--- Begin ---

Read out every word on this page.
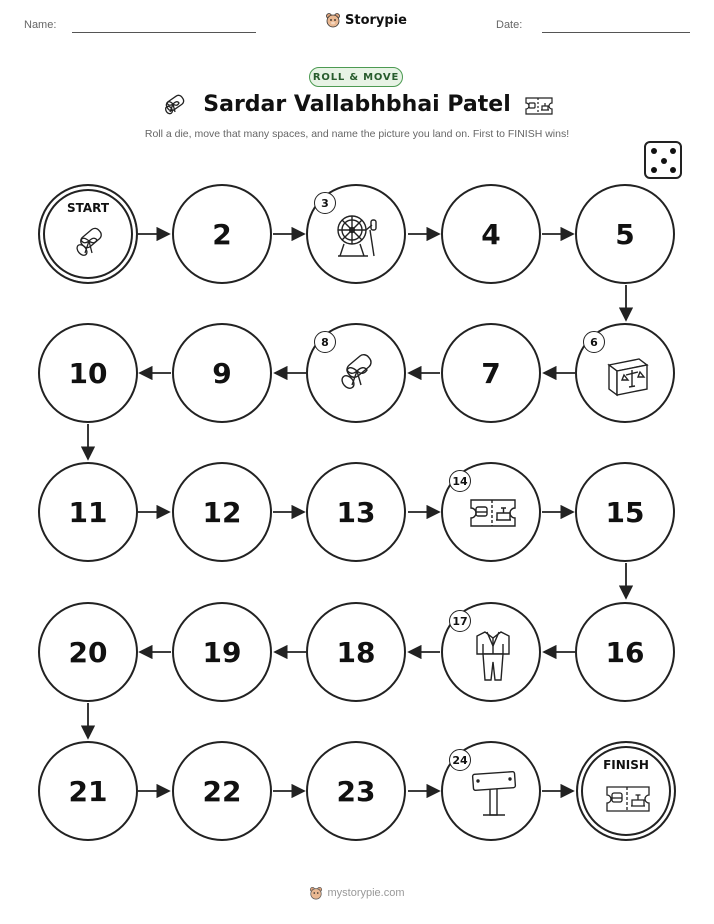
Name:	Storypie	Date:
ROLL & MOVE
Sardar Vallabhbhai Patel
Roll a die, move that many spaces, and name the picture you land on. First to FINISH wins!
START
2
3
4	5
10	9
8
7
6
11	12	13
14
15
20	19	18
17
16
21	22	23
24	FINISH
mystorypie.com
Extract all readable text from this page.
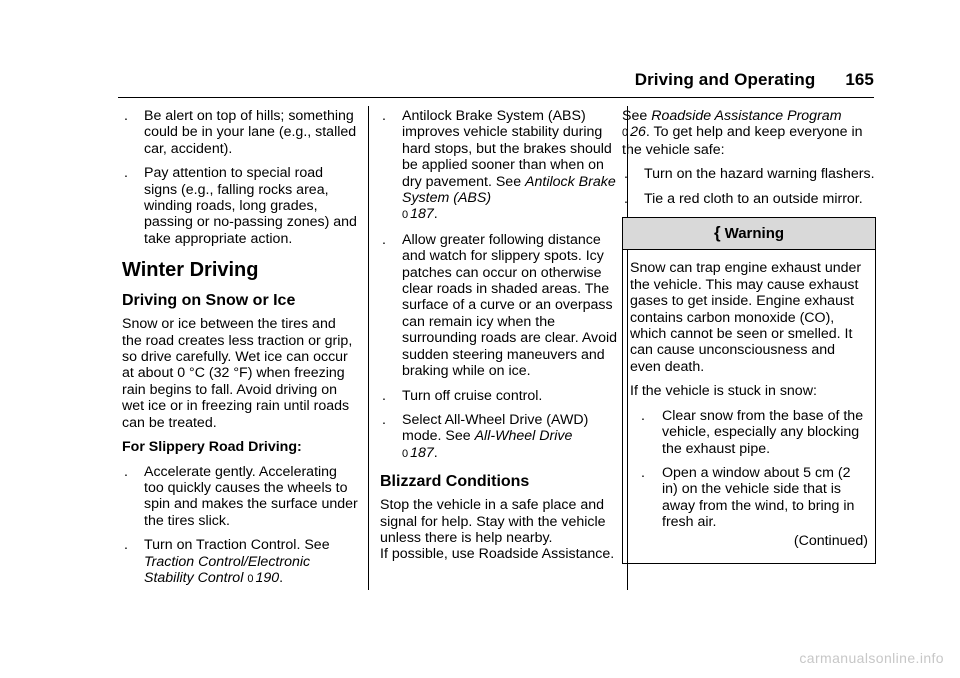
Driving and Operating 165
. Be alert on top of hills; something could be in your lane (e.g., stalled car, accident).
. Pay attention to special road signs (e.g., falling rocks area, winding roads, long grades, passing or no-passing zones) and take appropriate action.
Winter Driving
Driving on Snow or Ice

Snow or ice between the tires and the road creates less traction or grip, so drive carefully. Wet ice can occur at about 0 °C (32 °F) when freezing rain begins to fall. Avoid driving on wet ice or in freezing rain until roads can be treated.

For Slippery Road Driving:
. Accelerate gently. Accelerating too quickly causes the wheels to spin and makes the surface under the tires slick.
. Turn on Traction Control. See Traction Control/Electronic Stability Control 0 190.
. Antilock Brake System (ABS) improves vehicle stability during hard stops, but the brakes should be applied sooner than when on dry pavement. See Antilock Brake System (ABS)
0 187.
. Allow greater following distance and watch for slippery spots. Icy patches can occur on otherwise clear roads in shaded areas. The surface of a curve or an overpass can remain icy when the surrounding roads are clear. Avoid sudden steering maneuvers and braking while on ice.
. Turn off cruise control.
. Select All-Wheel Drive (AWD) mode. See All-Wheel Drive
0 187.
Blizzard Conditions

Stop the vehicle in a safe place and signal for help. Stay with the vehicle unless there is help nearby.

If possible, use Roadside Assistance.

See Roadside Assistance Program
0 26. To get help and keep everyone in the vehicle safe:

. Turn on the hazard warning flashers.
. Tie a red cloth to an outside mirror.
{ Warning

Snow can trap engine exhaust under the vehicle. This may cause exhaust gases to get inside. Engine exhaust contains carbon monoxide (CO), which cannot be seen or smelled. It can cause unconsciousness and even death.

If the vehicle is stuck in snow:

. Clear snow from the base of the vehicle, especially any blocking the exhaust pipe.
. Open a window about 5 cm (2 in) on the vehicle side that is away from the wind, to bring in fresh air.

(Continued)

carmanualsonline.info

--- End ---

REQUEST -> Quote each entry above verbatim and drop the pictures.

EXPECTED OUTPUT ->
Read out every word on this page.
Name:	Storypie	Date:
ROLL & MOVE
Sardar Vallabhbhai Patel
Roll a die, move that many spaces, and name the picture you land on. First to FINISH wins!
START
2
3
4	5
10	9
8
7
6
11	12	13
14
15
20	19	18
17
16
21	22	23
24	FINISH
mystorypie.com
Extract all readable text from this page.
Driving and Operating 165
. Be alert on top of hills; something could be in your lane (e.g., stalled car, accident).
. Pay attention to special road signs (e.g., falling rocks area, winding roads, long grades, passing or no-passing zones) and take appropriate action.
Winter Driving
Driving on Snow or Ice

Snow or ice between the tires and the road creates less traction or grip, so drive carefully. Wet ice can occur at about 0 °C (32 °F) when freezing rain begins to fall. Avoid driving on wet ice or in freezing rain until roads can be treated.

For Slippery Road Driving:
. Accelerate gently. Accelerating too quickly causes the wheels to spin and makes the surface under the tires slick.
. Turn on Traction Control. See Traction Control/Electronic Stability Control 0 190.
. Antilock Brake System (ABS) improves vehicle stability during hard stops, but the brakes should be applied sooner than when on dry pavement. See Antilock Brake System (ABS)
0 187.
. Allow greater following distance and watch for slippery spots. Icy patches can occur on otherwise clear roads in shaded areas. The surface of a curve or an overpass can remain icy when the surrounding roads are clear. Avoid sudden steering maneuvers and braking while on ice.
. Turn off cruise control.
. Select All-Wheel Drive (AWD) mode. See All-Wheel Drive
0 187.
Blizzard Conditions

Stop the vehicle in a safe place and signal for help. Stay with the vehicle unless there is help nearby.

If possible, use Roadside Assistance.

See Roadside Assistance Program
0 26. To get help and keep everyone in the vehicle safe:

. Turn on the hazard warning flashers.
. Tie a red cloth to an outside mirror.
{ Warning

Snow can trap engine exhaust under the vehicle. This may cause exhaust gases to get inside. Engine exhaust contains carbon monoxide (CO), which cannot be seen or smelled. It can cause unconsciousness and even death.

If the vehicle is stuck in snow:

. Clear snow from the base of the vehicle, especially any blocking the exhaust pipe.
. Open a window about 5 cm (2 in) on the vehicle side that is away from the wind, to bring in fresh air.

(Continued)

carmanualsonline.info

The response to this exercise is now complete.